**Exercise task**
Quote word for word from the line holding "Decode this image" to the last line below, including both, and omit any pictures.

**Dataset records**
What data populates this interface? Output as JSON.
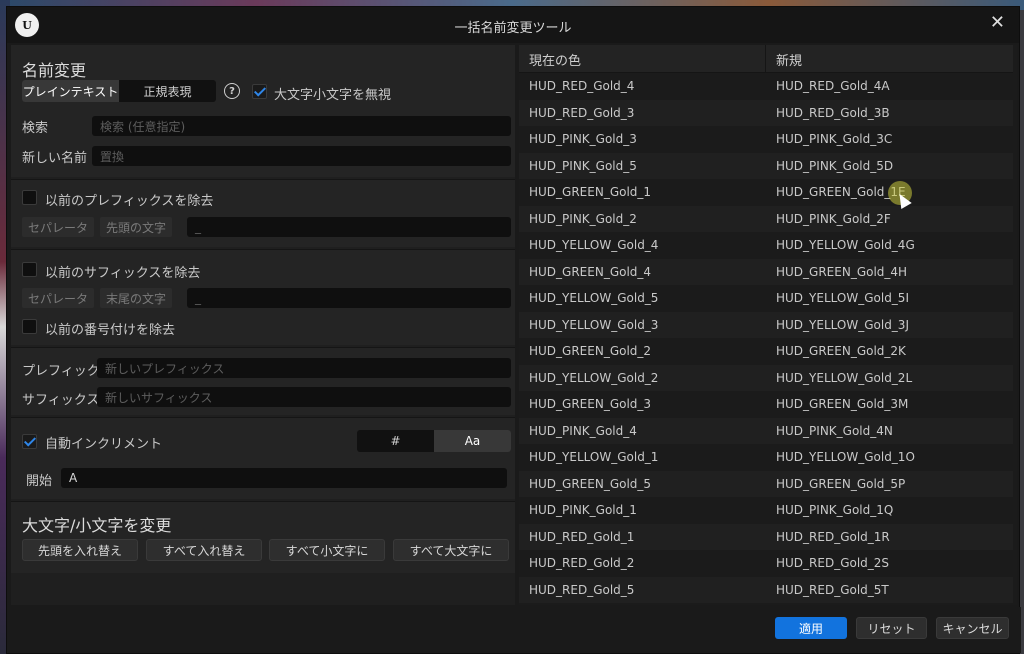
{
  "window": {
    "title": "一括名前変更ツール"
  },
  "rename": {
    "title": "名前変更",
    "mode_plain": "プレインテキスト",
    "mode_regex": "正規表現",
    "ignore_case_label": "大文字小文字を無視",
    "ignore_case_checked": true,
    "search_label": "検索",
    "search_placeholder": "検索 (任意指定)",
    "new_name_label": "新しい名前",
    "new_name_placeholder": "置換"
  },
  "prefix_remove": {
    "label": "以前のプレフィックスを除去",
    "separator_tag": "セパレータ",
    "position_tag": "先頭の文字",
    "value": "_"
  },
  "suffix_remove": {
    "label": "以前のサフィックスを除去",
    "separator_tag": "セパレータ",
    "position_tag": "末尾の文字",
    "value": "_",
    "numbering_label": "以前の番号付けを除去"
  },
  "affix": {
    "prefix_label": "プレフィック.",
    "prefix_placeholder": "新しいプレフィックス",
    "suffix_label": "サフィックス",
    "suffix_placeholder": "新しいサフィックス"
  },
  "increment": {
    "label": "自動インクリメント",
    "checked": true,
    "mode_hash": "#",
    "mode_alpha": "Aa",
    "start_label": "開始",
    "start_value": "A"
  },
  "case_change": {
    "title": "大文字/小文字を変更",
    "btn_capitalize": "先頭を入れ替え",
    "btn_swap": "すべて入れ替え",
    "btn_lower": "すべて小文字に",
    "btn_upper": "すべて大文字に"
  },
  "table": {
    "col_current": "現在の色",
    "col_new": "新規",
    "rows": [
      [
        "HUD_RED_Gold_4",
        "HUD_RED_Gold_4A"
      ],
      [
        "HUD_RED_Gold_3",
        "HUD_RED_Gold_3B"
      ],
      [
        "HUD_PINK_Gold_3",
        "HUD_PINK_Gold_3C"
      ],
      [
        "HUD_PINK_Gold_5",
        "HUD_PINK_Gold_5D"
      ],
      [
        "HUD_GREEN_Gold_1",
        "HUD_GREEN_Gold_1E"
      ],
      [
        "HUD_PINK_Gold_2",
        "HUD_PINK_Gold_2F"
      ],
      [
        "HUD_YELLOW_Gold_4",
        "HUD_YELLOW_Gold_4G"
      ],
      [
        "HUD_GREEN_Gold_4",
        "HUD_GREEN_Gold_4H"
      ],
      [
        "HUD_YELLOW_Gold_5",
        "HUD_YELLOW_Gold_5I"
      ],
      [
        "HUD_YELLOW_Gold_3",
        "HUD_YELLOW_Gold_3J"
      ],
      [
        "HUD_GREEN_Gold_2",
        "HUD_GREEN_Gold_2K"
      ],
      [
        "HUD_YELLOW_Gold_2",
        "HUD_YELLOW_Gold_2L"
      ],
      [
        "HUD_GREEN_Gold_3",
        "HUD_GREEN_Gold_3M"
      ],
      [
        "HUD_PINK_Gold_4",
        "HUD_PINK_Gold_4N"
      ],
      [
        "HUD_YELLOW_Gold_1",
        "HUD_YELLOW_Gold_1O"
      ],
      [
        "HUD_GREEN_Gold_5",
        "HUD_GREEN_Gold_5P"
      ],
      [
        "HUD_PINK_Gold_1",
        "HUD_PINK_Gold_1Q"
      ],
      [
        "HUD_RED_Gold_1",
        "HUD_RED_Gold_1R"
      ],
      [
        "HUD_RED_Gold_2",
        "HUD_RED_Gold_2S"
      ],
      [
        "HUD_RED_Gold_5",
        "HUD_RED_Gold_5T"
      ]
    ]
  },
  "footer": {
    "apply": "適用",
    "reset": "リセット",
    "cancel": "キャンセル"
  },
  "colors": {
    "accent": "#1273de",
    "check": "#2f86e8"
  }
}
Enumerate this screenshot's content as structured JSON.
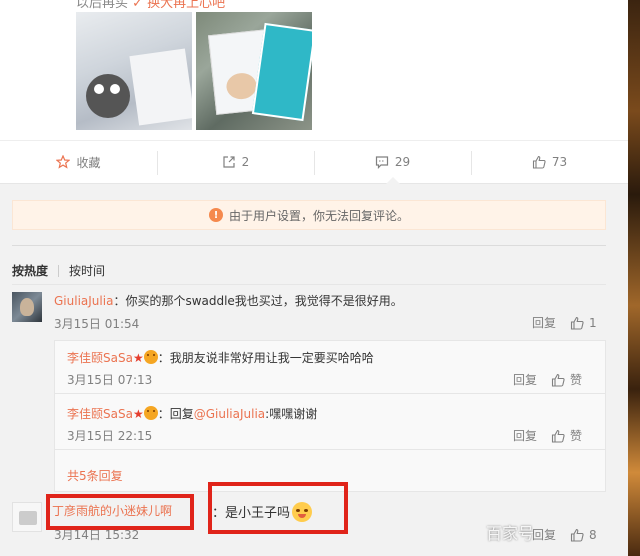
{
  "post": {
    "text_prefix": "以后再买",
    "text_suffix": "✓ 换大再上心吧"
  },
  "actions": [
    {
      "label": "收藏",
      "icon": "star-icon"
    },
    {
      "label": "2",
      "icon": "share-icon"
    },
    {
      "label": "29",
      "icon": "comment-icon"
    },
    {
      "label": "73",
      "icon": "thumbs-up-icon"
    }
  ],
  "notice": "由于用户设置，你无法回复评论。",
  "sort": {
    "hot": "按热度",
    "time": "按时间"
  },
  "comments": [
    {
      "user": "GiuliaJulia",
      "text": "：你买的那个swaddle我也买过，我觉得不是很好用。",
      "time": "3月15日 01:54",
      "reply_label": "回复",
      "like_count": "1"
    },
    {
      "user": "丁彦雨航的小迷妹儿啊",
      "text": "：是小王子吗",
      "time": "3月14日 15:32",
      "reply_label": "回复",
      "like_count": "8"
    }
  ],
  "replies": [
    {
      "user": "李佳颐SaSa",
      "text": "：我朋友说非常好用让我一定要买哈哈哈",
      "time": "3月15日 07:13",
      "reply_label": "回复",
      "like_label": "赞"
    },
    {
      "user": "李佳颐SaSa",
      "reply_prefix": "：回复",
      "at_user": "@GiuliaJulia",
      "text": ":嘿嘿谢谢",
      "time": "3月15日 22:15",
      "reply_label": "回复",
      "like_label": "赞"
    }
  ],
  "more_replies": "共5条回复",
  "watermark": "百家号"
}
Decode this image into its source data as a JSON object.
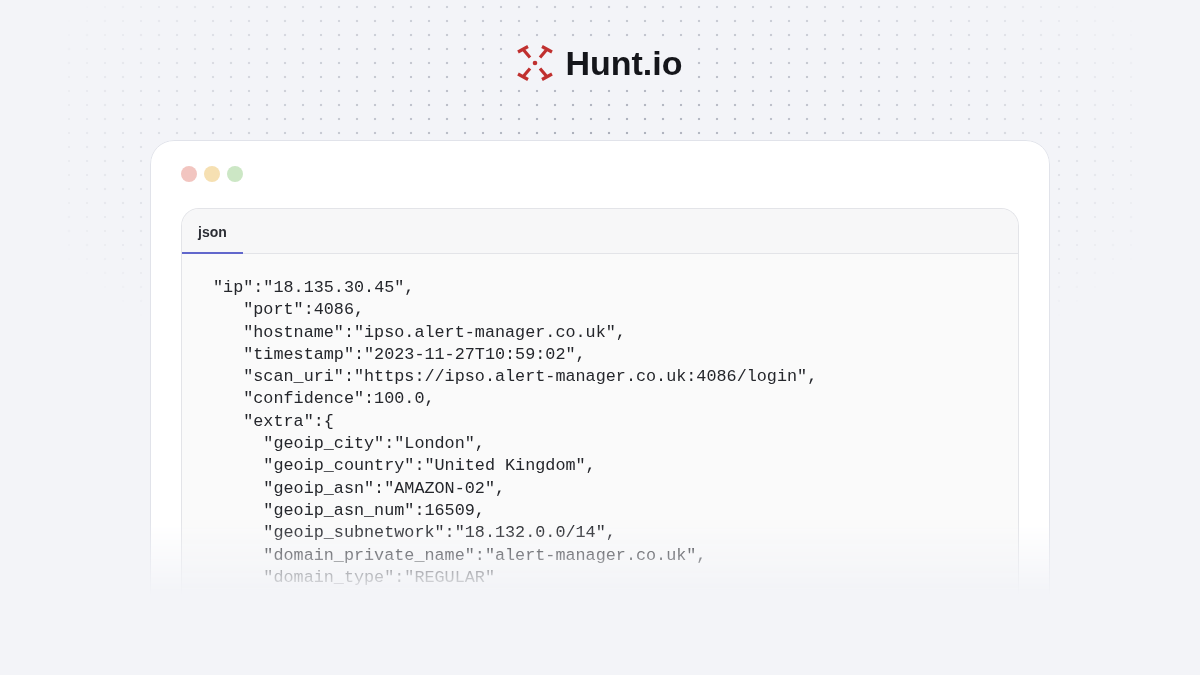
{
  "logo": {
    "text": "Hunt.io"
  },
  "window": {
    "controls": [
      {
        "color": "#f2c5c0"
      },
      {
        "color": "#f6e0b2"
      },
      {
        "color": "#cce7c5"
      }
    ]
  },
  "tabs": [
    {
      "label": "json",
      "selected": true
    }
  ],
  "code_lines": [
    {
      "text": "\"ip\":\"18.135.30.45\",",
      "children": [
        {
          "text": "\"port\":4086,"
        },
        {
          "text": "\"hostname\":\"ipso.alert-manager.co.uk\","
        },
        {
          "text": "\"timestamp\":\"2023-11-27T10:59:02\","
        },
        {
          "text": "\"scan_uri\":\"https://ipso.alert-manager.co.uk:4086/login\","
        },
        {
          "text": "\"confidence\":100.0,"
        },
        {
          "text": "\"extra\":{",
          "children": [
            {
              "text": "\"geoip_city\":\"London\","
            },
            {
              "text": "\"geoip_country\":\"United Kingdom\","
            },
            {
              "text": "\"geoip_asn\":\"AMAZON-02\","
            },
            {
              "text": "\"geoip_asn_num\":16509,"
            },
            {
              "text": "\"geoip_subnetwork\":\"18.132.0.0/14\","
            },
            {
              "text": "\"domain_private_name\":\"alert-manager.co.uk\","
            },
            {
              "text": "\"domain_type\":\"REGULAR\""
            }
          ]
        }
      ]
    }
  ]
}
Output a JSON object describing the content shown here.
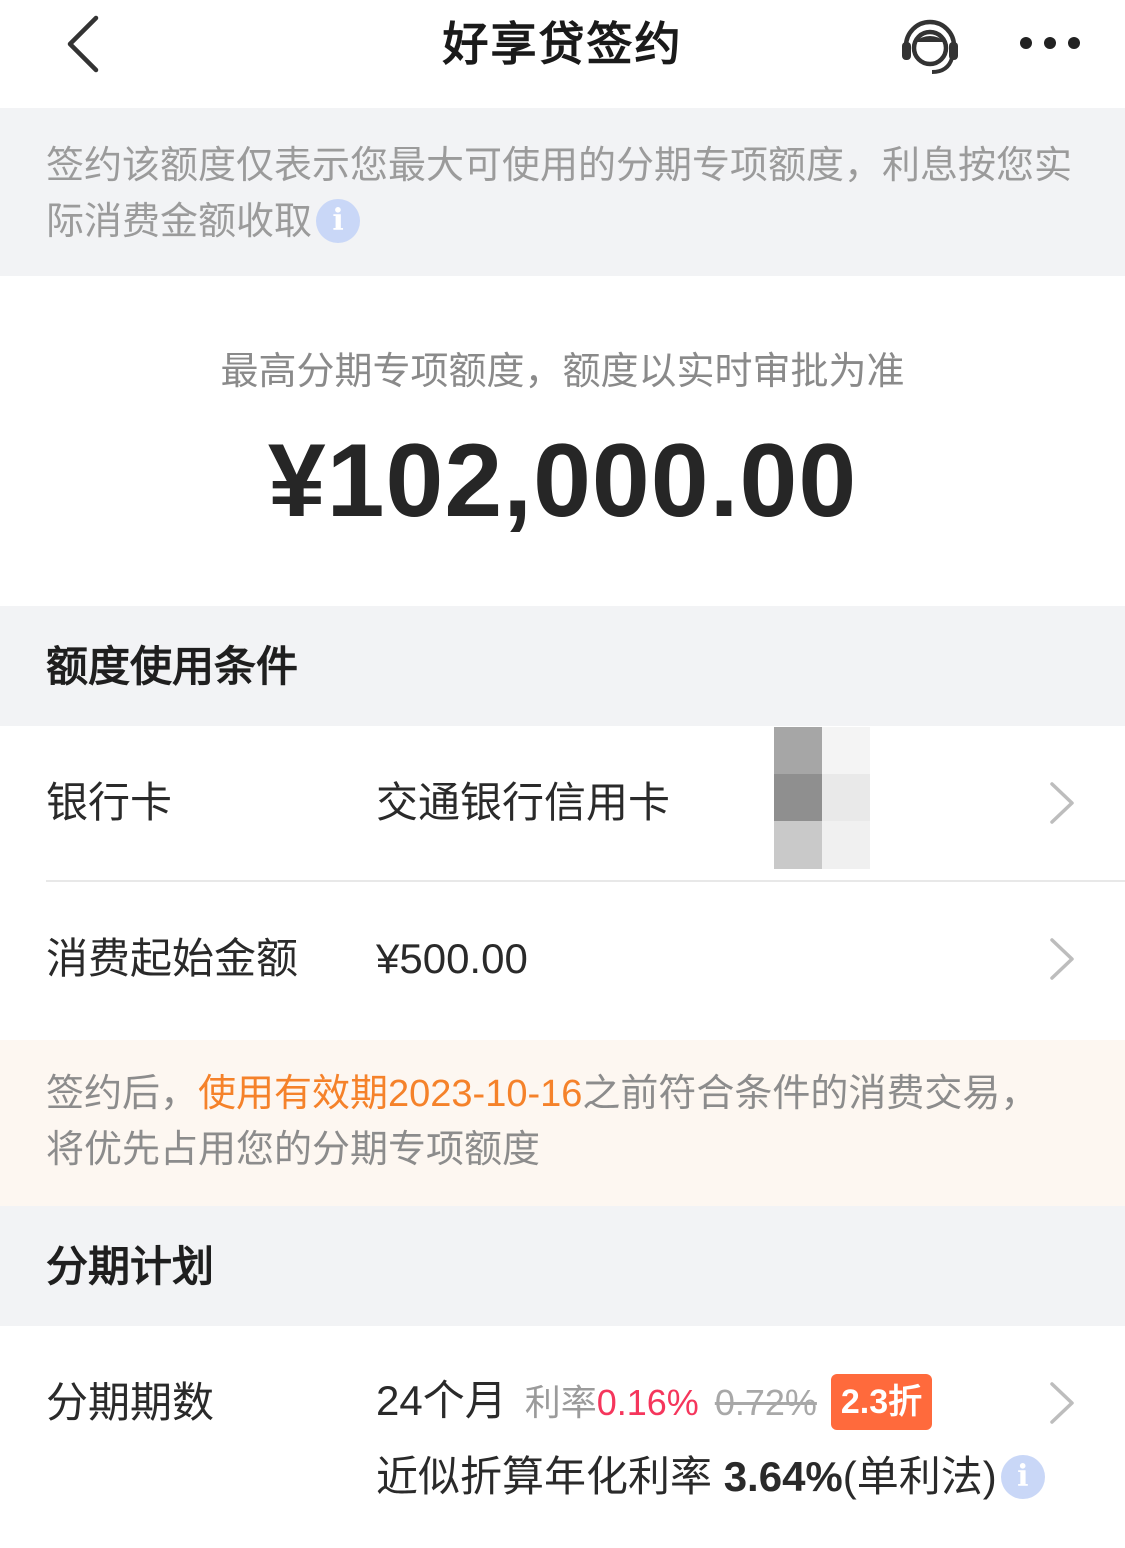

**Task result**
Decode this image into its source data as a JSON object.
{
  "logo": {
    "text": "Hunt.io"
  },
  "window": {
    "controls": [
      {
        "color": "#f2c5c0"
      },
      {
        "color": "#f6e0b2"
      },
      {
        "color": "#cce7c5"
      }
    ]
  },
  "tabs": [
    {
      "label": "json",
      "selected": true
    }
  ],
  "code_lines": [
    {
      "text": "\"ip\":\"18.135.30.45\",",
      "children": [
        {
          "text": "\"port\":4086,"
        },
        {
          "text": "\"hostname\":\"ipso.alert-manager.co.uk\","
        },
        {
          "text": "\"timestamp\":\"2023-11-27T10:59:02\","
        },
        {
          "text": "\"scan_uri\":\"https://ipso.alert-manager.co.uk:4086/login\","
        },
        {
          "text": "\"confidence\":100.0,"
        },
        {
          "text": "\"extra\":{",
          "children": [
            {
              "text": "\"geoip_city\":\"London\","
            },
            {
              "text": "\"geoip_country\":\"United Kingdom\","
            },
            {
              "text": "\"geoip_asn\":\"AMAZON-02\","
            },
            {
              "text": "\"geoip_asn_num\":16509,"
            },
            {
              "text": "\"geoip_subnetwork\":\"18.132.0.0/14\","
            },
            {
              "text": "\"domain_private_name\":\"alert-manager.co.uk\","
            },
            {
              "text": "\"domain_type\":\"REGULAR\""
            }
          ]
        }
      ]
    }
  ]
}
Output a JSON object describing the content shown here.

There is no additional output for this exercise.